• **Goal**: Find the lines that contain the word "JSON" and copy each one.
----------
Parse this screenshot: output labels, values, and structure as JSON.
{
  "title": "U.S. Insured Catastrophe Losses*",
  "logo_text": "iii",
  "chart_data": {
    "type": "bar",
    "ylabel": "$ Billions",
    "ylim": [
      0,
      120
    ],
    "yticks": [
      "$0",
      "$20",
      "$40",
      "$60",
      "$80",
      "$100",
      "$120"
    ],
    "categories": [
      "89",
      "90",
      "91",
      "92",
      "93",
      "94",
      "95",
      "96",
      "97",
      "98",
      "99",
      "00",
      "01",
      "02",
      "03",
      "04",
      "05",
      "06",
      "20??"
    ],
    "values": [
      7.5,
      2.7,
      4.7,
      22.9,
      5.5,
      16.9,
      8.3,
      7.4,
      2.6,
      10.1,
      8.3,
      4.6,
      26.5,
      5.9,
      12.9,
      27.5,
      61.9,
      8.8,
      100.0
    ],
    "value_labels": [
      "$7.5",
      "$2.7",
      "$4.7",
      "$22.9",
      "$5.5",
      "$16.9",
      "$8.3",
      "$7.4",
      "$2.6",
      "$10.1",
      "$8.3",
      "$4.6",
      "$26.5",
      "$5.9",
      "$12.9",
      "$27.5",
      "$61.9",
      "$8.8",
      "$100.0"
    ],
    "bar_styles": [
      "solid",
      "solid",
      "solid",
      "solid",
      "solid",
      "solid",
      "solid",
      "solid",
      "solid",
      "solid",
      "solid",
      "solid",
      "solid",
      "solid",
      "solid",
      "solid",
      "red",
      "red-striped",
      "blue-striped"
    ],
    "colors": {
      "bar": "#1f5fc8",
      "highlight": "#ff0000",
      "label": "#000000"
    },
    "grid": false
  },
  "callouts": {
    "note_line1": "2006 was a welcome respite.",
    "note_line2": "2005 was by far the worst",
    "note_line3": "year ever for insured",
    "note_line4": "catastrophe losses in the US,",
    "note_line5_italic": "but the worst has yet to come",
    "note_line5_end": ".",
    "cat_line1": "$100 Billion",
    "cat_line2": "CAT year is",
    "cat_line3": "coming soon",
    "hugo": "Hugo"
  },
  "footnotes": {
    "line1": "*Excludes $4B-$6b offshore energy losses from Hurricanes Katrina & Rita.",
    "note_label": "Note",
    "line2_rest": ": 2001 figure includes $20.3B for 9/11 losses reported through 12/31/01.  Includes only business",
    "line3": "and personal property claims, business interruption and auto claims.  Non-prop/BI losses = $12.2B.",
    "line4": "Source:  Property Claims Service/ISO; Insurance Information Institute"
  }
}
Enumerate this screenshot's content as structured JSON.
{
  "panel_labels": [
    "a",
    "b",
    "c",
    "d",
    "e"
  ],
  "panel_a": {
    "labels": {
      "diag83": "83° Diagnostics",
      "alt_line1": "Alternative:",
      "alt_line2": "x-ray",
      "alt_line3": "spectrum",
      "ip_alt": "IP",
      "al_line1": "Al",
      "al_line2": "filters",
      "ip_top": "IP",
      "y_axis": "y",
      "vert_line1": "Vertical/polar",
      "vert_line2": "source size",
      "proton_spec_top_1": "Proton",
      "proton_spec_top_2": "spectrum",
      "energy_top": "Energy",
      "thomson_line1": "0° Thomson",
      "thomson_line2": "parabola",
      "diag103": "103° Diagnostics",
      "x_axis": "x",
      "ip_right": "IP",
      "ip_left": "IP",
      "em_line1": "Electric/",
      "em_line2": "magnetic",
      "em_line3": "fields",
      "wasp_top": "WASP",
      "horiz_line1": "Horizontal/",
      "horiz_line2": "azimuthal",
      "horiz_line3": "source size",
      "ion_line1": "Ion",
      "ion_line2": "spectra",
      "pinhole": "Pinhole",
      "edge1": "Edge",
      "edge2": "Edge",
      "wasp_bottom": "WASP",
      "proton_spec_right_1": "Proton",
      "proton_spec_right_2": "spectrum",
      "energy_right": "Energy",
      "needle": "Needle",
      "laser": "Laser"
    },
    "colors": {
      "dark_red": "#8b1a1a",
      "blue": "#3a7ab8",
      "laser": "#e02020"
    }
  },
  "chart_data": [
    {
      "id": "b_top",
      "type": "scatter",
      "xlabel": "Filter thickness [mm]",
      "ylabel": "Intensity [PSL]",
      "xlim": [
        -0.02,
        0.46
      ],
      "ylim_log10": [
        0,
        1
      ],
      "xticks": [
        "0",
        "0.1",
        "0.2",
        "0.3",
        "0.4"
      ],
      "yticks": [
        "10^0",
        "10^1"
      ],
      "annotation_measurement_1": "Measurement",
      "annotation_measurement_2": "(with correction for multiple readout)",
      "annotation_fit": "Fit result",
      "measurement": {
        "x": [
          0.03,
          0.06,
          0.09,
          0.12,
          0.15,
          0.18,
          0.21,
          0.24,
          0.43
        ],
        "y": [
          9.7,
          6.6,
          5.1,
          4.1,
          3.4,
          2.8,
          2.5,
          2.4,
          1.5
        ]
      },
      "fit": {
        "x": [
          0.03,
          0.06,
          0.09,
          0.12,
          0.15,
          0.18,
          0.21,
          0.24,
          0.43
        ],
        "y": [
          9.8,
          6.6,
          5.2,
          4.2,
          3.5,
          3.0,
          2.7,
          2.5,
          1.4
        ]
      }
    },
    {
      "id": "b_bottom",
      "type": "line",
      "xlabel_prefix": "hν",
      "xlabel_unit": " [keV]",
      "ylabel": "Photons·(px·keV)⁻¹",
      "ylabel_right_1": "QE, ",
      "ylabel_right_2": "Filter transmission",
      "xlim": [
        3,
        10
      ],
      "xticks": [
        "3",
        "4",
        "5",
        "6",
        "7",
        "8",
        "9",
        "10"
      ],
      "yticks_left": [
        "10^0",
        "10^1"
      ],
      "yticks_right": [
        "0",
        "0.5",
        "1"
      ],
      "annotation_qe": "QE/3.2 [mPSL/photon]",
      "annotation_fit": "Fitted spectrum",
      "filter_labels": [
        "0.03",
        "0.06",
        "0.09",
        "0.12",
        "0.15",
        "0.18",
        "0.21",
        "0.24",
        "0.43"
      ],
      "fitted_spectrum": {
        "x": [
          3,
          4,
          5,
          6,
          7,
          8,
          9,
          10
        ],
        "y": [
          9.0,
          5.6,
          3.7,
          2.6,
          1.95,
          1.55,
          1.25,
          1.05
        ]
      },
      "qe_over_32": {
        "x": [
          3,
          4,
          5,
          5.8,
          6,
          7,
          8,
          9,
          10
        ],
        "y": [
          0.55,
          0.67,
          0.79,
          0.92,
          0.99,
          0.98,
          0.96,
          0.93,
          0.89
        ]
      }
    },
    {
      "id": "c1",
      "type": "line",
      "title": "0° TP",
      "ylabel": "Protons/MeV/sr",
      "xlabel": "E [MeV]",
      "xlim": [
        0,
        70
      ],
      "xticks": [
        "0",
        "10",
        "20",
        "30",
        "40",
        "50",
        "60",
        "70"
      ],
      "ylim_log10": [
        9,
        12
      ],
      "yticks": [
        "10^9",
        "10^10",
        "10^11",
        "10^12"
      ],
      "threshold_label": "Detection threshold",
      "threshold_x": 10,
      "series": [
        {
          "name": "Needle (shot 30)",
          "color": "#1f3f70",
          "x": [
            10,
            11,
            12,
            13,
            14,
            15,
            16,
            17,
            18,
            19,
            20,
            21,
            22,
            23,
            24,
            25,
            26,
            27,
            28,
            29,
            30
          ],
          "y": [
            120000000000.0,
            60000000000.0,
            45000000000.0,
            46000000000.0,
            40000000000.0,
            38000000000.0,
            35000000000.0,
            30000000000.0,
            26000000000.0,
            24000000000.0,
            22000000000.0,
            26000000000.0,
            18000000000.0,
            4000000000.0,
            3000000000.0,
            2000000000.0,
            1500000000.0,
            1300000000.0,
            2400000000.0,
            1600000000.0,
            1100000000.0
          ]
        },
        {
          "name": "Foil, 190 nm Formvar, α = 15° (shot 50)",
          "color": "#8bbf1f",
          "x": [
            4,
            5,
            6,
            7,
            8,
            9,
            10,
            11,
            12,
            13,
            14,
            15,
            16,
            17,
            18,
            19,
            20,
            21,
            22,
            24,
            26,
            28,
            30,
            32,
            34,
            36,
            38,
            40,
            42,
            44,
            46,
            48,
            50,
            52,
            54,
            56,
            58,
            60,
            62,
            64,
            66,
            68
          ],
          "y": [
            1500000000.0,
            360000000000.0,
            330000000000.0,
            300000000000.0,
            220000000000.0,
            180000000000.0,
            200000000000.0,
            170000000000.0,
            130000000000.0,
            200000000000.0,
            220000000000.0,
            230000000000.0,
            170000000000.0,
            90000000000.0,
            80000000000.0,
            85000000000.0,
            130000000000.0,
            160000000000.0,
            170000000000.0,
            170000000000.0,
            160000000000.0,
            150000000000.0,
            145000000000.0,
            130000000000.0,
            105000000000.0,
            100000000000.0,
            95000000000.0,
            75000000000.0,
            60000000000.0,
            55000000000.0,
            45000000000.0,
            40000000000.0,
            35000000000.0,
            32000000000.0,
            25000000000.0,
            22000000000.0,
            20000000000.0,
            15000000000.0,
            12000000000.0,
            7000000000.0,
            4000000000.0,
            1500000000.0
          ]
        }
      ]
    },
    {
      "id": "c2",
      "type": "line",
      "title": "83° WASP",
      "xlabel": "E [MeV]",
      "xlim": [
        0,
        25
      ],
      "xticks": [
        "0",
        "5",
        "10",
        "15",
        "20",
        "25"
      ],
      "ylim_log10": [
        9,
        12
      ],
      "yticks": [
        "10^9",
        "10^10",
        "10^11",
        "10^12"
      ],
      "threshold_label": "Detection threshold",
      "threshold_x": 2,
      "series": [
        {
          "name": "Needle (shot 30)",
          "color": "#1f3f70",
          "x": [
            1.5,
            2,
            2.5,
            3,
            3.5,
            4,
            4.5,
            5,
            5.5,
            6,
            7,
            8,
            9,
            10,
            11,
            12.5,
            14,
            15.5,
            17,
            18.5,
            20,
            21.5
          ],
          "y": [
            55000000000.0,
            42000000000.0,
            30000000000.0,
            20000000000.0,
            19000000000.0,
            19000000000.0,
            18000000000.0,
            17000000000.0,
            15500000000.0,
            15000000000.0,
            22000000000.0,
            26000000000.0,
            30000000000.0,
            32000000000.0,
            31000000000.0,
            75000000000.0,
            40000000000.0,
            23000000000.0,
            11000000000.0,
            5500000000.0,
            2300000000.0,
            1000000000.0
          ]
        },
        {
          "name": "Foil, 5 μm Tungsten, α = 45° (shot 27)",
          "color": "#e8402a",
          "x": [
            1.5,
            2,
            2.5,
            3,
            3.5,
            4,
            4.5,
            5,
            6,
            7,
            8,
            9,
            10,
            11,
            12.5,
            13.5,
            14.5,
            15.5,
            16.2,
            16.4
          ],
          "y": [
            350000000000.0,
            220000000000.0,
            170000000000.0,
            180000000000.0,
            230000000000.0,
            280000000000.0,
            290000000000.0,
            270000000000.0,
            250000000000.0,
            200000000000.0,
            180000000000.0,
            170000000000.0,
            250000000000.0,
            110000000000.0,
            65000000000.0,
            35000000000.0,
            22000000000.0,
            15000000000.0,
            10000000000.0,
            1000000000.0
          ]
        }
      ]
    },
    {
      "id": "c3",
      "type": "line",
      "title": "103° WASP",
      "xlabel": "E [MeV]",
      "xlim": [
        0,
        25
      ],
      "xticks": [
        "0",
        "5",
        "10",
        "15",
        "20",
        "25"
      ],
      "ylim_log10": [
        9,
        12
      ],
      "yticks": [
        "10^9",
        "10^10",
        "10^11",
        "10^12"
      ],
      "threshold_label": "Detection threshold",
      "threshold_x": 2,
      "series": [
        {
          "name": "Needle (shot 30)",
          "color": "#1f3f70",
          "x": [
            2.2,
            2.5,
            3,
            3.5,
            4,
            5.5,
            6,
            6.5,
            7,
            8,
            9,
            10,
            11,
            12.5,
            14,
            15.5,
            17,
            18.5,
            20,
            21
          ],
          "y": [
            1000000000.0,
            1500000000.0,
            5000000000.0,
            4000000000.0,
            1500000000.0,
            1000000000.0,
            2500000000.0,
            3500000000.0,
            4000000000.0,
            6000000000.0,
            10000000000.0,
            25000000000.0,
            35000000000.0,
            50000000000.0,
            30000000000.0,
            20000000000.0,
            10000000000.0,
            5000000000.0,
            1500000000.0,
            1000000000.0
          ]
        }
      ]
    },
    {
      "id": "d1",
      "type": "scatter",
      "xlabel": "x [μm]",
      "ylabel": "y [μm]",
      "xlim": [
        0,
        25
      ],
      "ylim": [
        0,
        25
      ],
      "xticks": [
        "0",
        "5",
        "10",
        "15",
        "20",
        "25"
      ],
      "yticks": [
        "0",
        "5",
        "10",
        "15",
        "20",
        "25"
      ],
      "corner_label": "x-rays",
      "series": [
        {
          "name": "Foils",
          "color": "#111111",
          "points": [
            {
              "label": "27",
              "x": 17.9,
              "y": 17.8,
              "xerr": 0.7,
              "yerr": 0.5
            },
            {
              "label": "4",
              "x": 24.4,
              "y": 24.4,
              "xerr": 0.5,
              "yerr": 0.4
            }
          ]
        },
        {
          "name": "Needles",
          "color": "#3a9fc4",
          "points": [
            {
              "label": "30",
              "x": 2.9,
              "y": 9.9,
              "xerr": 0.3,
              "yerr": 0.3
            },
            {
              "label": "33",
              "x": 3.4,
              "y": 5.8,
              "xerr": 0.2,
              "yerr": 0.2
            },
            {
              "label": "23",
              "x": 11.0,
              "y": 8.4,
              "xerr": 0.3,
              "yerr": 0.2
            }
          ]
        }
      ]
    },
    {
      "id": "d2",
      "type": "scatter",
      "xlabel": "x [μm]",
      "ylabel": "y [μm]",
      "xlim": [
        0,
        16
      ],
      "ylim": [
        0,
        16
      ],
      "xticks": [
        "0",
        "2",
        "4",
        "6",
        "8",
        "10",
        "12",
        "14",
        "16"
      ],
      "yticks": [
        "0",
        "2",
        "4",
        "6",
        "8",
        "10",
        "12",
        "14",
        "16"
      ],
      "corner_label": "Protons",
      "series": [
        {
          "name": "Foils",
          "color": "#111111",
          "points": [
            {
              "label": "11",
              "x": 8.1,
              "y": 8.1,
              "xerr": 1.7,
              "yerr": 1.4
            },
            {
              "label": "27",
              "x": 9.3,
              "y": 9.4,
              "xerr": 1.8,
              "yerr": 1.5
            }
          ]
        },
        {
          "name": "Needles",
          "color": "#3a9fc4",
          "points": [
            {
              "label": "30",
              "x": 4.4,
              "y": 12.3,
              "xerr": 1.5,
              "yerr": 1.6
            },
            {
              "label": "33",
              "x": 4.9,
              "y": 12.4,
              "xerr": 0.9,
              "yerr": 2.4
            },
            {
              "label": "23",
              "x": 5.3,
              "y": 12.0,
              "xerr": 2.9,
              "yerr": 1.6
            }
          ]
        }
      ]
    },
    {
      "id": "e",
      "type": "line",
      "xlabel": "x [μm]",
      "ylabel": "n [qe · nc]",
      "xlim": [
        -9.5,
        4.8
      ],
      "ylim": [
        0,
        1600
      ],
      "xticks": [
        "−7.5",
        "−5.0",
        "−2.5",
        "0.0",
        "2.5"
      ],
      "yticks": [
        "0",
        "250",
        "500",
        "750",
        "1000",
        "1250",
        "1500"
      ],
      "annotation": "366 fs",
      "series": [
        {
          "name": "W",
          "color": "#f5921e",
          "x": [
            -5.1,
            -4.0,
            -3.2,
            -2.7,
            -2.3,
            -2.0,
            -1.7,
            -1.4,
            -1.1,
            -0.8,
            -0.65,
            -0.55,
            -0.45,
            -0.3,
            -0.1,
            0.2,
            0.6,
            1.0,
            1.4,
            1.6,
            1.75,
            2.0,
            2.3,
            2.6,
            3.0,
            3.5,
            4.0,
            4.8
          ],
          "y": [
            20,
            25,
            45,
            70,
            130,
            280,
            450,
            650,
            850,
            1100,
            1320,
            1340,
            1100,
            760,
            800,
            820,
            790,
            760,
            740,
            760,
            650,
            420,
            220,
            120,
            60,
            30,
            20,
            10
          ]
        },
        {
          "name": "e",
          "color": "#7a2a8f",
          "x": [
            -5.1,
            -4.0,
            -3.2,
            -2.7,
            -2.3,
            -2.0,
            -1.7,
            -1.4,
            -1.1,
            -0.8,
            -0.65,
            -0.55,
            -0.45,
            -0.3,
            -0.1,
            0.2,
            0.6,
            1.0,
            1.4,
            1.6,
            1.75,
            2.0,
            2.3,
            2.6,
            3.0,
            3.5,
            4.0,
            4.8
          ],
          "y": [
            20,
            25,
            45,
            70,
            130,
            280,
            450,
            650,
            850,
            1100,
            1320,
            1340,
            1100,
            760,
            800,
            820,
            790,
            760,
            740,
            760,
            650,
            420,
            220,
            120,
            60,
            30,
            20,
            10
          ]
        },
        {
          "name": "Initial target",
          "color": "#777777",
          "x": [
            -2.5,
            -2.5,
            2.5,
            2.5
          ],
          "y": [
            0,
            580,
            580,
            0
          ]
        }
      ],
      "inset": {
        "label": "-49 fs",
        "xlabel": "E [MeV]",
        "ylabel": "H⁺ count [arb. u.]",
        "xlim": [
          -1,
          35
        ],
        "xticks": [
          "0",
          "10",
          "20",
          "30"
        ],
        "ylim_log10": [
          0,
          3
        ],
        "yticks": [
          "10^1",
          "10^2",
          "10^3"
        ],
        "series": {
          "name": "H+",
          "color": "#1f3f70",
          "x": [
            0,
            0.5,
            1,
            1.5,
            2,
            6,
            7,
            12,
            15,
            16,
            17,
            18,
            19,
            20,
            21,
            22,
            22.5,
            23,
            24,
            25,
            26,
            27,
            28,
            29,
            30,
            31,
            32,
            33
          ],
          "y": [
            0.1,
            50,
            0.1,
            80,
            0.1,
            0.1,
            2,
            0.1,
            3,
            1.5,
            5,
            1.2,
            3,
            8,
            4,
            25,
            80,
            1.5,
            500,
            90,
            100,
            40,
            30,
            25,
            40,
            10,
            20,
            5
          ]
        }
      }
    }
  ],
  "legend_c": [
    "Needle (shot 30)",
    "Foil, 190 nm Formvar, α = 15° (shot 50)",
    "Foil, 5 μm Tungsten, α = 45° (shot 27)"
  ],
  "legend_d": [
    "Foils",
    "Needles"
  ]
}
----------
• **Exercise output**:
Parse this screenshot: output labels, values, and structure as JSON.
Enumerate this screenshot's content as structured JSON.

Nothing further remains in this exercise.